*WHAT YOU WILL DO*: Locate all lines with the word "name". Copy them.

--- begin RECORD EXTRACTS ---

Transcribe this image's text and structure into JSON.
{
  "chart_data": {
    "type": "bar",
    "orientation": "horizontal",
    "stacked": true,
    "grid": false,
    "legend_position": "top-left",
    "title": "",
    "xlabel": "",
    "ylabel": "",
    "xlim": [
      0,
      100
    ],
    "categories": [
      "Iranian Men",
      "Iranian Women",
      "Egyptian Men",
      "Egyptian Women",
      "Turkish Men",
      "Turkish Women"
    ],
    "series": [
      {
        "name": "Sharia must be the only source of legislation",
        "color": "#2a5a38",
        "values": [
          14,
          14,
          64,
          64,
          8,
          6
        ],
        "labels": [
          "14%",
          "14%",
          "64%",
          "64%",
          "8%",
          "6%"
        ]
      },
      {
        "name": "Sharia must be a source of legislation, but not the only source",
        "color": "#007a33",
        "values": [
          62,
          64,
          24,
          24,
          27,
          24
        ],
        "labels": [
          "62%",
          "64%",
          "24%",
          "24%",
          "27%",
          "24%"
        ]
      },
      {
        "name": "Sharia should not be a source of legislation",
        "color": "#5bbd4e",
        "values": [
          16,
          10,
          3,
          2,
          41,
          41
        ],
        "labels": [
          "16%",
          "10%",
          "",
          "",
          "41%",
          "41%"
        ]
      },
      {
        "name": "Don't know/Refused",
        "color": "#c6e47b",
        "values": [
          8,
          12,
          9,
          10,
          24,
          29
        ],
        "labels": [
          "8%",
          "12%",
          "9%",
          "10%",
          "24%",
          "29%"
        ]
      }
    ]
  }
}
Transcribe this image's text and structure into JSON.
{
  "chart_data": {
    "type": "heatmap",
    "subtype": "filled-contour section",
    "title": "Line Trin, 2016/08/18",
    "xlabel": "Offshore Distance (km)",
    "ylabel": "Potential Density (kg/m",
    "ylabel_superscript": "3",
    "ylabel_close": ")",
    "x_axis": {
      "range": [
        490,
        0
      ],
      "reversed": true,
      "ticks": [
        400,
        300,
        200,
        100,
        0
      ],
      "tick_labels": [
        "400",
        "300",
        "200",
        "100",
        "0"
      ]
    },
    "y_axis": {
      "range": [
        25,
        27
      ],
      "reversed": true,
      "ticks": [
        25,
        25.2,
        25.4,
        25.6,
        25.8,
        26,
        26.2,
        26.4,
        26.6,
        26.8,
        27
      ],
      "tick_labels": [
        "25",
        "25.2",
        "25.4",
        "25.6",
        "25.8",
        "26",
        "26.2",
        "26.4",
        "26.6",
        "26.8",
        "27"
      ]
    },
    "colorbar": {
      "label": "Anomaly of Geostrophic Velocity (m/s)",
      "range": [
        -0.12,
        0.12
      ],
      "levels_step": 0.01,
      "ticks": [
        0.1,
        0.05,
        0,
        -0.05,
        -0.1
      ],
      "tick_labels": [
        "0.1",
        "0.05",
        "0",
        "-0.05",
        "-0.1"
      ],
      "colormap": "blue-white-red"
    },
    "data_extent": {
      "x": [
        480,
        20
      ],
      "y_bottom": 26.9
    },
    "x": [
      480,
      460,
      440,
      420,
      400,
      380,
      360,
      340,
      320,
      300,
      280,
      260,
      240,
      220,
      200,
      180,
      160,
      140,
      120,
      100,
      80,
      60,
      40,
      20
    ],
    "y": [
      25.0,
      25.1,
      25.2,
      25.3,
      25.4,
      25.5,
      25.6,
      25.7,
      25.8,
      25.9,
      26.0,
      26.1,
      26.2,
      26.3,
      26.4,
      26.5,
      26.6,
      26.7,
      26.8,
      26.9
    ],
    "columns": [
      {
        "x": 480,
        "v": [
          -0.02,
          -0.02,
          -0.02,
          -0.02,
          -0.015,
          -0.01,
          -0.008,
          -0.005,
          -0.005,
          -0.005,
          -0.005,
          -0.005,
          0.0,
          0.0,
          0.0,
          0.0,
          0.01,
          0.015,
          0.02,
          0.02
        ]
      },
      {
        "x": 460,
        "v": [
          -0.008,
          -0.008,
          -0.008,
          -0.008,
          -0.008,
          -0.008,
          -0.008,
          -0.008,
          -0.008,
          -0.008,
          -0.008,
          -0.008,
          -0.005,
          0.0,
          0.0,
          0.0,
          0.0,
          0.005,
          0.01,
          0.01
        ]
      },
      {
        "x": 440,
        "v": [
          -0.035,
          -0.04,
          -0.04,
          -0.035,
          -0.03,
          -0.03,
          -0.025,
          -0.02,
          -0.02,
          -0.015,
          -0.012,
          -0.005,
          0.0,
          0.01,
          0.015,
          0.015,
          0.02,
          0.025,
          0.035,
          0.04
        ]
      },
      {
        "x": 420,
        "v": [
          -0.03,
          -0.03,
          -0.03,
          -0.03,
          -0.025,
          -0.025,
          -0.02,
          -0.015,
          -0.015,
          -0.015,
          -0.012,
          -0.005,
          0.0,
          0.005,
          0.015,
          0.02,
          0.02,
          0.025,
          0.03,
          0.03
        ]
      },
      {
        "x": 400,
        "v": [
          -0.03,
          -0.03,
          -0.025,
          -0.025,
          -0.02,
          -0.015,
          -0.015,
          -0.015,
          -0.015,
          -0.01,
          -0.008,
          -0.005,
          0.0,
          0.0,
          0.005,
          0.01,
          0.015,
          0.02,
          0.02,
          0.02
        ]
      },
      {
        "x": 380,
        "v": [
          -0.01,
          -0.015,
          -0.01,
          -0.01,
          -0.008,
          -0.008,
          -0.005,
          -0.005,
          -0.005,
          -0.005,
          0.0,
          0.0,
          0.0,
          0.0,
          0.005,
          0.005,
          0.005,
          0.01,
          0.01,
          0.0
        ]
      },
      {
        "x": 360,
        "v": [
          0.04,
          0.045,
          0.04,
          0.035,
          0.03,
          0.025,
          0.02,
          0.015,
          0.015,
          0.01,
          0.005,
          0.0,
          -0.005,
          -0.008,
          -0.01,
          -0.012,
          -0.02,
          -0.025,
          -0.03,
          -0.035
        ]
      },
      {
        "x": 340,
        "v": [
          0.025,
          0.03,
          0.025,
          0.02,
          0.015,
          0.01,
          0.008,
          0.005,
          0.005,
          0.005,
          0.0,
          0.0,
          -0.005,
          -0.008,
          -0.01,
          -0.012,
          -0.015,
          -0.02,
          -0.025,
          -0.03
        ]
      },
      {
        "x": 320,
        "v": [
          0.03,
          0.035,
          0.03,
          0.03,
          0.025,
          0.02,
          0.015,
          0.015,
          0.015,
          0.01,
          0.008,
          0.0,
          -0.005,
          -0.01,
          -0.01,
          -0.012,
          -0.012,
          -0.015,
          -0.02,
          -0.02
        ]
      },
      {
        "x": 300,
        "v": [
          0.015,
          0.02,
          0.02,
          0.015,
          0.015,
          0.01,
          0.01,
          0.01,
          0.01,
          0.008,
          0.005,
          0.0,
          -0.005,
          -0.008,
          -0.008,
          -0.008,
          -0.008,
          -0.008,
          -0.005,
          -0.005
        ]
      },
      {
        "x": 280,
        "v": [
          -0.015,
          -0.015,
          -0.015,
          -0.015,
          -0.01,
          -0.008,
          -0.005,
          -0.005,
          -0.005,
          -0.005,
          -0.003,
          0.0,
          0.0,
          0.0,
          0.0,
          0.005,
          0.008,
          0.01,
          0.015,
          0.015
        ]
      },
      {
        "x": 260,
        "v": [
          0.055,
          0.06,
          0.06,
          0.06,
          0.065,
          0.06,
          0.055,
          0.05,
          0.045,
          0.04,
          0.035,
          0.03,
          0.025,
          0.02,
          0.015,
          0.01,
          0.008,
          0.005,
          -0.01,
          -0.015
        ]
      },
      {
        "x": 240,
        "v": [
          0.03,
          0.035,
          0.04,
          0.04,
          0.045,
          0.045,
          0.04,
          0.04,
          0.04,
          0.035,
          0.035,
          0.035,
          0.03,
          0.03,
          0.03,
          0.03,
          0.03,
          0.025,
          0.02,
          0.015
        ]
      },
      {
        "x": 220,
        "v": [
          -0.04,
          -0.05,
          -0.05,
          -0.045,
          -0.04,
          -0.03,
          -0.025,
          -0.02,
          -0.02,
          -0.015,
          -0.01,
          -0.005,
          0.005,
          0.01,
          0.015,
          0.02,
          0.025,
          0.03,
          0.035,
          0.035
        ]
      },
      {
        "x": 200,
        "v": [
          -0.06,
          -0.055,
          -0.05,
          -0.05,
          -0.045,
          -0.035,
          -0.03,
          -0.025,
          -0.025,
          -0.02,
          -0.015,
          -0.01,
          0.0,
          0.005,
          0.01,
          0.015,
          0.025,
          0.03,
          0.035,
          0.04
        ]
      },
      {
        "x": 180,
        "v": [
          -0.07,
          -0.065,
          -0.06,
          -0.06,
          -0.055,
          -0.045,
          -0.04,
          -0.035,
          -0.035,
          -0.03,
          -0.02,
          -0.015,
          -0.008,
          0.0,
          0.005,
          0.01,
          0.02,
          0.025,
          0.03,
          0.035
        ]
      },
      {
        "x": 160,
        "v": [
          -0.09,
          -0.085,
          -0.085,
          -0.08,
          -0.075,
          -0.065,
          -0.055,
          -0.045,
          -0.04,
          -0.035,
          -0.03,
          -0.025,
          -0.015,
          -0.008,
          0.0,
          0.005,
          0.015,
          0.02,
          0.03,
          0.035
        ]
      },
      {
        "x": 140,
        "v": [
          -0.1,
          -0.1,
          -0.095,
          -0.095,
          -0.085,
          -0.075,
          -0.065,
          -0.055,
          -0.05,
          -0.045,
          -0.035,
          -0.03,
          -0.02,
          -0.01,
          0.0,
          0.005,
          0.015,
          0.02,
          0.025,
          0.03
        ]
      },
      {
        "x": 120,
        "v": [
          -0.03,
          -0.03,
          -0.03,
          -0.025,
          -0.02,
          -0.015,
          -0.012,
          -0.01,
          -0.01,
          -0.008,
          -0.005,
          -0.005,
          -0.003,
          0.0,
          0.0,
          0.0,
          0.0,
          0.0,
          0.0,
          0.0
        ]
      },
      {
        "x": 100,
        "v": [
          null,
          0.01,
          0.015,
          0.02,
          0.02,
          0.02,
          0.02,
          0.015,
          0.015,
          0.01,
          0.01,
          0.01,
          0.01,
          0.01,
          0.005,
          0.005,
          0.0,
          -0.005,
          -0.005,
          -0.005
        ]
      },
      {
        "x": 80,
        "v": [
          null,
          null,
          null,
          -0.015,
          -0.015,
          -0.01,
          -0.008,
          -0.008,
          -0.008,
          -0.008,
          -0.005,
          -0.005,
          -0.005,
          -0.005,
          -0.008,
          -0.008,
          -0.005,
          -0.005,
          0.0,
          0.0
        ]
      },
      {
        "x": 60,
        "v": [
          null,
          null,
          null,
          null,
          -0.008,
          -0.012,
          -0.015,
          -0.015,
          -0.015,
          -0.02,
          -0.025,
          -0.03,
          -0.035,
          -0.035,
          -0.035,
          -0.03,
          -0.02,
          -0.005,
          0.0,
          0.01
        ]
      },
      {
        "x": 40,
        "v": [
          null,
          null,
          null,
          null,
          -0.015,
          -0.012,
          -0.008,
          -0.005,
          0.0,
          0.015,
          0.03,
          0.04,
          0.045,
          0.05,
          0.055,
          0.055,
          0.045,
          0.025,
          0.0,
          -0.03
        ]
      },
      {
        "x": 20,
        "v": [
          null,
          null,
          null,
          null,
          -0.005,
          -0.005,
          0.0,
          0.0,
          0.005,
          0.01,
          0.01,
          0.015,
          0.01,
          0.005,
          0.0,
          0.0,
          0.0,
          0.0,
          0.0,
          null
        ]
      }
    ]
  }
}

--- end RECORD EXTRACTS ---

*IN RESPONSE*:
        "name": "Sharia must be the only source of legislation",
        "name": "Sharia must be a source of legislation, but not the only source",
        "name": "Sharia should not be a source of legislation",
        "name": "Don't know/Refused",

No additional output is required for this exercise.